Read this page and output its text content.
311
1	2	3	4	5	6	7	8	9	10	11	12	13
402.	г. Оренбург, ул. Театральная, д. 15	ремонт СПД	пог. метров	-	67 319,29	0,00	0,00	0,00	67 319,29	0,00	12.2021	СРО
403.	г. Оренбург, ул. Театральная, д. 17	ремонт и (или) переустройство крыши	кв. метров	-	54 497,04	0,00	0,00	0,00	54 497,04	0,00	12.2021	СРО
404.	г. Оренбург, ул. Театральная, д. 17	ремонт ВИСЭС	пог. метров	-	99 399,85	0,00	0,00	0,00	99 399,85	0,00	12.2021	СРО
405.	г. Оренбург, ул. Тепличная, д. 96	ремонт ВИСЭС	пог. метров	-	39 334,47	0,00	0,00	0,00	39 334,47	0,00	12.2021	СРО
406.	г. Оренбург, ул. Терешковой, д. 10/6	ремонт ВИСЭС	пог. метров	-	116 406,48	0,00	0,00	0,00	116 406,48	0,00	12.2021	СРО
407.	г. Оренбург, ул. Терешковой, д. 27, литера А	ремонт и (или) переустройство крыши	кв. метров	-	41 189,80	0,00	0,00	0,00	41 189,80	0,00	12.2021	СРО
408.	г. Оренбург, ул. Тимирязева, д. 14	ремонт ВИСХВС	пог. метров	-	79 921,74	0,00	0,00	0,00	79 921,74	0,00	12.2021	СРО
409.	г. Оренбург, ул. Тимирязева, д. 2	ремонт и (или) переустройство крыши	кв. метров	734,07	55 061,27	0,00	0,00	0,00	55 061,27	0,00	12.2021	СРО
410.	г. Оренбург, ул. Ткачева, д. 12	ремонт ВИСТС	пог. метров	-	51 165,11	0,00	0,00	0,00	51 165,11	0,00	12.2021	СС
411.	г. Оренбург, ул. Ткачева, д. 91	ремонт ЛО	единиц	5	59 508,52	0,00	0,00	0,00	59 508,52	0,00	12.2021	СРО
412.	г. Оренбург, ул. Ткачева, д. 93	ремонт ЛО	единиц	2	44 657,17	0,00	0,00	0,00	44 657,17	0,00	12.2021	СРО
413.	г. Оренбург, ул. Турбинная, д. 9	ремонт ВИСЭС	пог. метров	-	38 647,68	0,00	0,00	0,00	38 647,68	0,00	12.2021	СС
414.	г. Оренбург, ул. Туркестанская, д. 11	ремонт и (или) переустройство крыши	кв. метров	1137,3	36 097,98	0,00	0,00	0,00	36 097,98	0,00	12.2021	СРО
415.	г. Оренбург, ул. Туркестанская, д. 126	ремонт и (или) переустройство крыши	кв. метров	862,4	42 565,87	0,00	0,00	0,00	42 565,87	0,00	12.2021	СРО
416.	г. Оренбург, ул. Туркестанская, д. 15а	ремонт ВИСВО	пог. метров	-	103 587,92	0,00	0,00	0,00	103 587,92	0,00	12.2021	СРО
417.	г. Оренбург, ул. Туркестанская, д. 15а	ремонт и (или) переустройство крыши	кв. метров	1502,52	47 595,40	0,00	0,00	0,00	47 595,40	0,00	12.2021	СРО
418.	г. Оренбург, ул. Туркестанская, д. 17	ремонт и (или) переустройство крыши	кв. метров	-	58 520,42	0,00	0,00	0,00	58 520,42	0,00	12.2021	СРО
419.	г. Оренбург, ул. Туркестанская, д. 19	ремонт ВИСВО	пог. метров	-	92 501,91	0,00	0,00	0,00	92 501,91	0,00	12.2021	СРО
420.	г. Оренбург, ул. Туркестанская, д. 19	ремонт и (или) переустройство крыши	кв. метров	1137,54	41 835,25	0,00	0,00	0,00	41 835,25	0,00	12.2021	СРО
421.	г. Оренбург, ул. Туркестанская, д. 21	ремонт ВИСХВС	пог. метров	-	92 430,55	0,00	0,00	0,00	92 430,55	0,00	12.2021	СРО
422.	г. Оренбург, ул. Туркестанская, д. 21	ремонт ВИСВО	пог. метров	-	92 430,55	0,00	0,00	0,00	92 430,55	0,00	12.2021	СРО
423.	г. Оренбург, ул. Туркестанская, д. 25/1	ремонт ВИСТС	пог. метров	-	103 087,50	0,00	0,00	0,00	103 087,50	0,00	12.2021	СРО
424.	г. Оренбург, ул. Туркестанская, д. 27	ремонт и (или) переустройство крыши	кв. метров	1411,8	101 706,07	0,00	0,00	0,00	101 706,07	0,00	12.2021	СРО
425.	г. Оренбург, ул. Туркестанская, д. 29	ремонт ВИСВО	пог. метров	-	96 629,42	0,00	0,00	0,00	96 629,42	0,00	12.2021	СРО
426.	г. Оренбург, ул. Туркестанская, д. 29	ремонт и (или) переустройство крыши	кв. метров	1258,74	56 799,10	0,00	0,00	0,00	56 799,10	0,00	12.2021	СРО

------------------------------------------------------------

From the first line to the last, retype the data exactly.

### RESPONSE TO THIS TASK
Read this page and output its text content.
311
1	2	3	4	5	6	7	8	9	10	11	12	13
402.	г. Оренбург, ул. Театральная, д. 15	ремонт СПД	пог. метров	-	67 319,29	0,00	0,00	0,00	67 319,29	0,00	12.2021	СРО
403.	г. Оренбург, ул. Театральная, д. 17	ремонт и (или) переустройство крыши	кв. метров	-	54 497,04	0,00	0,00	0,00	54 497,04	0,00	12.2021	СРО
404.	г. Оренбург, ул. Театральная, д. 17	ремонт ВИСЭС	пог. метров	-	99 399,85	0,00	0,00	0,00	99 399,85	0,00	12.2021	СРО
405.	г. Оренбург, ул. Тепличная, д. 96	ремонт ВИСЭС	пог. метров	-	39 334,47	0,00	0,00	0,00	39 334,47	0,00	12.2021	СРО
406.	г. Оренбург, ул. Терешковой, д. 10/6	ремонт ВИСЭС	пог. метров	-	116 406,48	0,00	0,00	0,00	116 406,48	0,00	12.2021	СРО
407.	г. Оренбург, ул. Терешковой, д. 27, литера А	ремонт и (или) переустройство крыши	кв. метров	-	41 189,80	0,00	0,00	0,00	41 189,80	0,00	12.2021	СРО
408.	г. Оренбург, ул. Тимирязева, д. 14	ремонт ВИСХВС	пог. метров	-	79 921,74	0,00	0,00	0,00	79 921,74	0,00	12.2021	СРО
409.	г. Оренбург, ул. Тимирязева, д. 2	ремонт и (или) переустройство крыши	кв. метров	734,07	55 061,27	0,00	0,00	0,00	55 061,27	0,00	12.2021	СРО
410.	г. Оренбург, ул. Ткачева, д. 12	ремонт ВИСТС	пог. метров	-	51 165,11	0,00	0,00	0,00	51 165,11	0,00	12.2021	СС
411.	г. Оренбург, ул. Ткачева, д. 91	ремонт ЛО	единиц	5	59 508,52	0,00	0,00	0,00	59 508,52	0,00	12.2021	СРО
412.	г. Оренбург, ул. Ткачева, д. 93	ремонт ЛО	единиц	2	44 657,17	0,00	0,00	0,00	44 657,17	0,00	12.2021	СРО
413.	г. Оренбург, ул. Турбинная, д. 9	ремонт ВИСЭС	пог. метров	-	38 647,68	0,00	0,00	0,00	38 647,68	0,00	12.2021	СС
414.	г. Оренбург, ул. Туркестанская, д. 11	ремонт и (или) переустройство крыши	кв. метров	1137,3	36 097,98	0,00	0,00	0,00	36 097,98	0,00	12.2021	СРО
415.	г. Оренбург, ул. Туркестанская, д. 126	ремонт и (или) переустройство крыши	кв. метров	862,4	42 565,87	0,00	0,00	0,00	42 565,87	0,00	12.2021	СРО
416.	г. Оренбург, ул. Туркестанская, д. 15а	ремонт ВИСВО	пог. метров	-	103 587,92	0,00	0,00	0,00	103 587,92	0,00	12.2021	СРО
417.	г. Оренбург, ул. Туркестанская, д. 15а	ремонт и (или) переустройство крыши	кв. метров	1502,52	47 595,40	0,00	0,00	0,00	47 595,40	0,00	12.2021	СРО
418.	г. Оренбург, ул. Туркестанская, д. 17	ремонт и (или) переустройство крыши	кв. метров	-	58 520,42	0,00	0,00	0,00	58 520,42	0,00	12.2021	СРО
419.	г. Оренбург, ул. Туркестанская, д. 19	ремонт ВИСВО	пог. метров	-	92 501,91	0,00	0,00	0,00	92 501,91	0,00	12.2021	СРО
420.	г. Оренбург, ул. Туркестанская, д. 19	ремонт и (или) переустройство крыши	кв. метров	1137,54	41 835,25	0,00	0,00	0,00	41 835,25	0,00	12.2021	СРО
421.	г. Оренбург, ул. Туркестанская, д. 21	ремонт ВИСХВС	пог. метров	-	92 430,55	0,00	0,00	0,00	92 430,55	0,00	12.2021	СРО
422.	г. Оренбург, ул. Туркестанская, д. 21	ремонт ВИСВО	пог. метров	-	92 430,55	0,00	0,00	0,00	92 430,55	0,00	12.2021	СРО
423.	г. Оренбург, ул. Туркестанская, д. 25/1	ремонт ВИСТС	пог. метров	-	103 087,50	0,00	0,00	0,00	103 087,50	0,00	12.2021	СРО
424.	г. Оренбург, ул. Туркестанская, д. 27	ремонт и (или) переустройство крыши	кв. метров	1411,8	101 706,07	0,00	0,00	0,00	101 706,07	0,00	12.2021	СРО
425.	г. Оренбург, ул. Туркестанская, д. 29	ремонт ВИСВО	пог. метров	-	96 629,42	0,00	0,00	0,00	96 629,42	0,00	12.2021	СРО
426.	г. Оренбург, ул. Туркестанская, д. 29	ремонт и (или) переустройство крыши	кв. метров	1258,74	56 799,10	0,00	0,00	0,00	56 799,10	0,00	12.2021	СРО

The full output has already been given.